(Dataset items)
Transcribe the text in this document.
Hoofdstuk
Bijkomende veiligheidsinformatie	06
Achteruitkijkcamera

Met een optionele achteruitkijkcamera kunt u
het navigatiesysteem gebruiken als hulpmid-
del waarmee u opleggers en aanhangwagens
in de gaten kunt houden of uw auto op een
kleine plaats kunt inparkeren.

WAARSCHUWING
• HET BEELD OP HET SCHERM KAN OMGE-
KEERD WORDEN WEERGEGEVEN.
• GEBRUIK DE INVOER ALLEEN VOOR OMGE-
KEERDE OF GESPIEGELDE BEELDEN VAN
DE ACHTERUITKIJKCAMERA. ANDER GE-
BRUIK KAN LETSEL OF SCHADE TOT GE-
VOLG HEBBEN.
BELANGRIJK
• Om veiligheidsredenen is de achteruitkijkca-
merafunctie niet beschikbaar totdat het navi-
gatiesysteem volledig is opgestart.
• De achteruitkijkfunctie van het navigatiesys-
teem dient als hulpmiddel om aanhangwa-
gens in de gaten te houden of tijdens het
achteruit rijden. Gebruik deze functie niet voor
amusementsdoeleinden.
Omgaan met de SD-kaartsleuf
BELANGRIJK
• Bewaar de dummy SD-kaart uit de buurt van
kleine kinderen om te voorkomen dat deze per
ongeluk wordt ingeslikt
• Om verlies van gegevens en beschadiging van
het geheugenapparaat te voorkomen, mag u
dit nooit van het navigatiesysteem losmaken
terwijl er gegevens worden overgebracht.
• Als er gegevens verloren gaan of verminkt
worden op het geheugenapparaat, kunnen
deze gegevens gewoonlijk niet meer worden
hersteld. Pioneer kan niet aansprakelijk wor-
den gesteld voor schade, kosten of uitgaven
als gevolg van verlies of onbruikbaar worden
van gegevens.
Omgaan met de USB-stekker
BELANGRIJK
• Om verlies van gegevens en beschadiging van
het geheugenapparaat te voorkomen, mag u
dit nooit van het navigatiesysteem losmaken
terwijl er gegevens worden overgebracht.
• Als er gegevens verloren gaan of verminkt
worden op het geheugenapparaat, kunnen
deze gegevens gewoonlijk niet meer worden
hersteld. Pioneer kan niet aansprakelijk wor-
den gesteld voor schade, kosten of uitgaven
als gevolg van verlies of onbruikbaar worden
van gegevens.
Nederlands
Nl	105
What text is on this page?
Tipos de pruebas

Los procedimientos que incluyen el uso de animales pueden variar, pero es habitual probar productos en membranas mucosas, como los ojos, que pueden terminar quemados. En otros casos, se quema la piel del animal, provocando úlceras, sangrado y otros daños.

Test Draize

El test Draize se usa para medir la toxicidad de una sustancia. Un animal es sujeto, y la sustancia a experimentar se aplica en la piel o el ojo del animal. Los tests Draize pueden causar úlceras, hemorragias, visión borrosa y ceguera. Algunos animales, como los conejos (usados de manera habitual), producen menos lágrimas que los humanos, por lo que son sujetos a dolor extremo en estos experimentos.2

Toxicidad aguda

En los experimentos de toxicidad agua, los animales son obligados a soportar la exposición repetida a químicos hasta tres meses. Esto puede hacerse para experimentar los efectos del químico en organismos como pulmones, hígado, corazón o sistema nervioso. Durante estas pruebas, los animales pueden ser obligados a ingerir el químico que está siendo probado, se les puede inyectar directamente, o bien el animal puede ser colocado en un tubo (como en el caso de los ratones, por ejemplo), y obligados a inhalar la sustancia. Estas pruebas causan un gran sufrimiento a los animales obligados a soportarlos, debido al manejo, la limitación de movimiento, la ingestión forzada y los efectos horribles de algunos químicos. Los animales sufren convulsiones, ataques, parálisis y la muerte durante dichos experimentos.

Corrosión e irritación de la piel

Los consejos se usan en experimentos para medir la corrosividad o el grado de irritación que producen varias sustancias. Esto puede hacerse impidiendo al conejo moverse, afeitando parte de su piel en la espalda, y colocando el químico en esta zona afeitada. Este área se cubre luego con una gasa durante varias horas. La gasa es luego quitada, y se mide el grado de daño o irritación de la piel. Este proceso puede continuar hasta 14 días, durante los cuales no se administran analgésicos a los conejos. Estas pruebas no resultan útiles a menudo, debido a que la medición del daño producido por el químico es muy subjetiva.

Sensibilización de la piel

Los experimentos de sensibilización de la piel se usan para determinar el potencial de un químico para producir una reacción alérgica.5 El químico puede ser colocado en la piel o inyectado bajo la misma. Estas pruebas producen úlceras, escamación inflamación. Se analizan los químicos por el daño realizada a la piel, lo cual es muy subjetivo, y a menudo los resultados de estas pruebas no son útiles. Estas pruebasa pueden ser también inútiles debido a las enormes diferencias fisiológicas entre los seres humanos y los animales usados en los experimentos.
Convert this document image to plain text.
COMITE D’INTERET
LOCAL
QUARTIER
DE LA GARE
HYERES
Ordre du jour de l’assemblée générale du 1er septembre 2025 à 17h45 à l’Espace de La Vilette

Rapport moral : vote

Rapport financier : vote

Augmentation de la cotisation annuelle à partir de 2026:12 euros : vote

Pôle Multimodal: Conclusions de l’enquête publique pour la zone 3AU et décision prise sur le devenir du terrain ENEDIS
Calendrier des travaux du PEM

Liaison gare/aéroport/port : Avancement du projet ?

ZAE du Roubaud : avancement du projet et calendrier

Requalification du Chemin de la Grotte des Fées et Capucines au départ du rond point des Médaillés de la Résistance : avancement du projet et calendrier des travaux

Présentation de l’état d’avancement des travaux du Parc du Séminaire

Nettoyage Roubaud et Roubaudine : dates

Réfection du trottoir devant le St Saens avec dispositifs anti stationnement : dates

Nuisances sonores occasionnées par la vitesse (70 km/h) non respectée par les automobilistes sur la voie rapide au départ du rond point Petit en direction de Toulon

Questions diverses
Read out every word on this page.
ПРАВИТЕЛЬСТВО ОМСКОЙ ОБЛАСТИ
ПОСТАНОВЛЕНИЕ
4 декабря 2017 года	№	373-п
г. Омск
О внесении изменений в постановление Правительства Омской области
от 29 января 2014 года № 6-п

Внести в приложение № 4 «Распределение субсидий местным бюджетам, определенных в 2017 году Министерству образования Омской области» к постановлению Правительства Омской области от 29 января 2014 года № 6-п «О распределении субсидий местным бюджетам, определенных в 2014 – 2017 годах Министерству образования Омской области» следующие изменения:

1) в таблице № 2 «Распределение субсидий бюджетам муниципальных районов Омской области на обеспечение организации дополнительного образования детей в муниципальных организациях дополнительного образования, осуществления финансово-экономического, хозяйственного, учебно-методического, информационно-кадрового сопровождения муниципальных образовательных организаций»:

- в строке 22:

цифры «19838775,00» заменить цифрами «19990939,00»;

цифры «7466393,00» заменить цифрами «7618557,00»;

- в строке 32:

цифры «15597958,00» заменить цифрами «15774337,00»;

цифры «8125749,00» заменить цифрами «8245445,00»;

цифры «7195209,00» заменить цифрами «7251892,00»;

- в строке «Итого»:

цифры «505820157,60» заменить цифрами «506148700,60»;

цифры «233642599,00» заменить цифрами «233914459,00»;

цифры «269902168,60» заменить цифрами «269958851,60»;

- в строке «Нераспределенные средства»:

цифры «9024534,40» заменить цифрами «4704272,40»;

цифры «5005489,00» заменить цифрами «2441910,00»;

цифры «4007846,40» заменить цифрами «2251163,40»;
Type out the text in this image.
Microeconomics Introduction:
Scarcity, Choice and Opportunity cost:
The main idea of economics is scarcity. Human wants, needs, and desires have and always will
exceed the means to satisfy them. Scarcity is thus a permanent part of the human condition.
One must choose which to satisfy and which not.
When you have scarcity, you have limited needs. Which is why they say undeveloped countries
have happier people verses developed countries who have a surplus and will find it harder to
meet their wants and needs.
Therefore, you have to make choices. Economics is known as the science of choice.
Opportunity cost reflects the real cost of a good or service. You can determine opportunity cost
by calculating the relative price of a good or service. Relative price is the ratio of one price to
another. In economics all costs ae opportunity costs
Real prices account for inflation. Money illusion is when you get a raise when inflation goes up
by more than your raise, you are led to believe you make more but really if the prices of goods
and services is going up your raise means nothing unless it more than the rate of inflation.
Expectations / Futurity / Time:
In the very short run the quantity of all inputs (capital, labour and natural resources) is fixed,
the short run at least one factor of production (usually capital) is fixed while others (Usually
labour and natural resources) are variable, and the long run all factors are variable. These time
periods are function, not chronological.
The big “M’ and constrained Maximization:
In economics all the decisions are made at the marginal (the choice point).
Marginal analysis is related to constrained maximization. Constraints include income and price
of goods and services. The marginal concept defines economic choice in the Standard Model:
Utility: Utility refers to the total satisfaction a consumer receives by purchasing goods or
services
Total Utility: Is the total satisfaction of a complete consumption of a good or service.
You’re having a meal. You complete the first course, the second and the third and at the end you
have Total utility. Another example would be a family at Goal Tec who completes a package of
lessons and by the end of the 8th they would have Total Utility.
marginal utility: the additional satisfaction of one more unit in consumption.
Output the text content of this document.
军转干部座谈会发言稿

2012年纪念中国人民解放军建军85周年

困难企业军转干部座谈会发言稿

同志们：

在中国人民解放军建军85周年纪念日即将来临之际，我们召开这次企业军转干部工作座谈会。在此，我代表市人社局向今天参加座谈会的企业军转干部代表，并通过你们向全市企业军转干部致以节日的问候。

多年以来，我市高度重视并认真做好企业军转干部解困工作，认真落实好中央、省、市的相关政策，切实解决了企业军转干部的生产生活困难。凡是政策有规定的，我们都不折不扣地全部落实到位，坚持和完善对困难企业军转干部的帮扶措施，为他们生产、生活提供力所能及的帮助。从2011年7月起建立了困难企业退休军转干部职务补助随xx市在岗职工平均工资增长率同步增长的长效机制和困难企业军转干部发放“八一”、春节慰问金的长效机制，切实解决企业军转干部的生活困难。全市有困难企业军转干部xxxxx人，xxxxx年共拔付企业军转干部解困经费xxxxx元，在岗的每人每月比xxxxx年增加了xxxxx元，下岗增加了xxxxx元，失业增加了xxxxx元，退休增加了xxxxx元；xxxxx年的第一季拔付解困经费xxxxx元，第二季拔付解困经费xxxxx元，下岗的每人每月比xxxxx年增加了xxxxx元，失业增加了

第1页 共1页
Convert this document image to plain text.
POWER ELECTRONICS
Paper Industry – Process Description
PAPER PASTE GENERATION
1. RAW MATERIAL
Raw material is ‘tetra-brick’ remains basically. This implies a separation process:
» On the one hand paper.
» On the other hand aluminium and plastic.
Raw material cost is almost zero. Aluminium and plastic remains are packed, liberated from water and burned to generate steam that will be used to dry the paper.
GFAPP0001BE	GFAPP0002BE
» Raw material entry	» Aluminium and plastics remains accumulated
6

• _Required work_
Where a line of the entries contains the word "deze", copy that line.

• _The result_
achteruit rijden. Gebruik deze functie niet voor
kleine kinderen om te voorkomen dat deze per
deze gegevens gewoonlijk niet meer worden
deze gegevens gewoonlijk niet meer worden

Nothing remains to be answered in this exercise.